> SET TASK:
Give back each entry unchanged, minus pictures.

(Records excerpted from a collection)
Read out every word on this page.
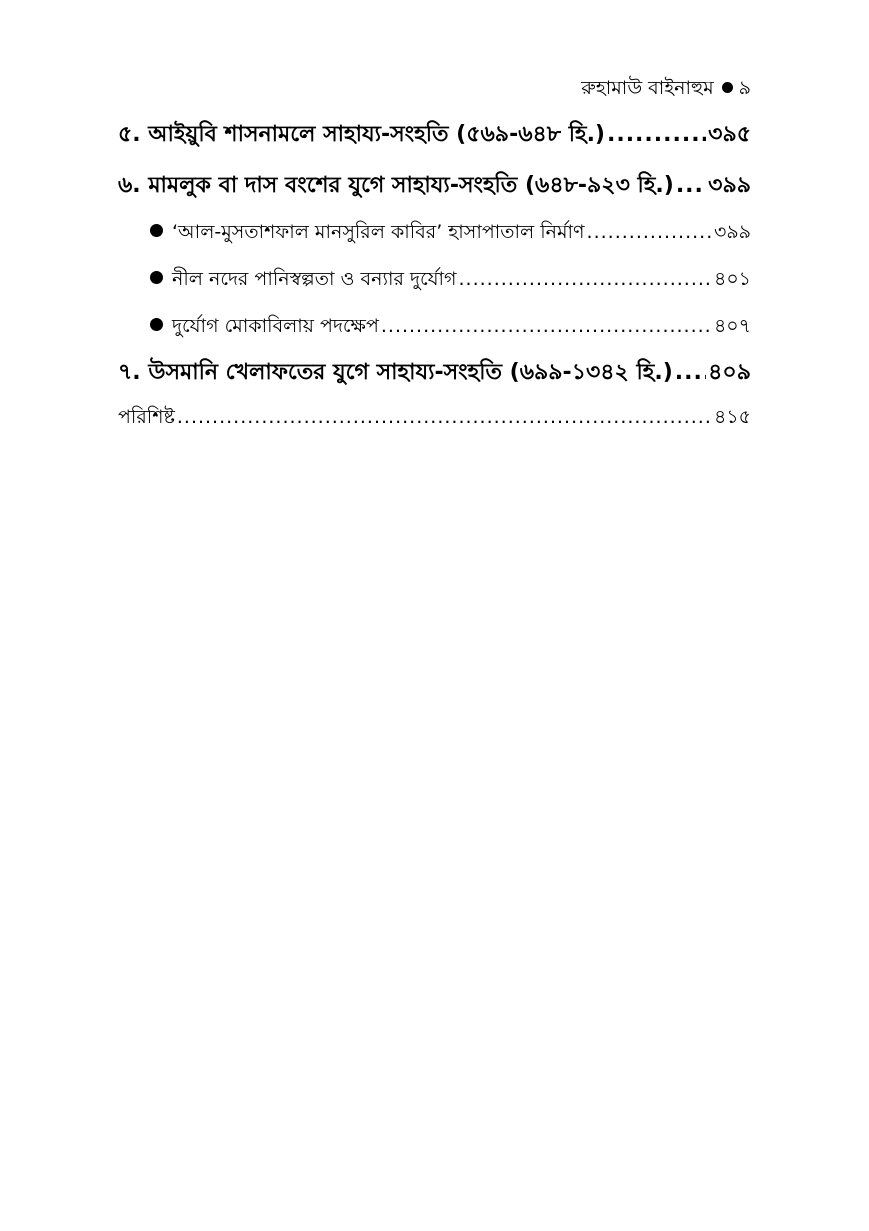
রুহামাউ বাইনাহুম ৯
৫. আইয়ুবি শাসনামলে সাহায্য-সংহতি (৫৬৯-৬৪৮ হি.) .....	৩৯৫
৬. মামলুক বা দাস বংশের যুগে সাহায্য-সংহতি (৬৪৮-৯২৩ হি.) ..... ৩৯৯
‘আল-মুসতাশফাল মানসুরিল কাবির’ হাসাপাতাল নির্মাণ .....	৩৯৯
নীল নদের পানিস্বল্পতা ও বন্যার দুর্যোগ .....	৪০১
দুর্যোগ মোকাবিলায় পদক্ষেপ .....	৪০৭
৭. উসমানি খেলাফতের যুগে সাহায্য-সংহতি (৬৯৯-১৩৪২ হি.) ..... ৪০৯
পরিশিষ্ট .....	৪১৫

> ANSWER TO THE EXERCISE:
Read out every word on this page.
রুহামাউ বাইনাহুম ৯
৫. আইয়ুবি শাসনামলে সাহায্য-সংহতি (৫৬৯-৬৪৮ হি.) .....	৩৯৫
৬. মামলুক বা দাস বংশের যুগে সাহায্য-সংহতি (৬৪৮-৯২৩ হি.) ..... ৩৯৯
‘আল-মুসতাশফাল মানসুরিল কাবির’ হাসাপাতাল নির্মাণ .....	৩৯৯
নীল নদের পানিস্বল্পতা ও বন্যার দুর্যোগ .....	৪০১
দুর্যোগ মোকাবিলায় পদক্ষেপ .....	৪০৭
৭. উসমানি খেলাফতের যুগে সাহায্য-সংহতি (৬৯৯-১৩৪২ হি.) ..... ৪০৯
পরিশিষ্ট .....	৪১৫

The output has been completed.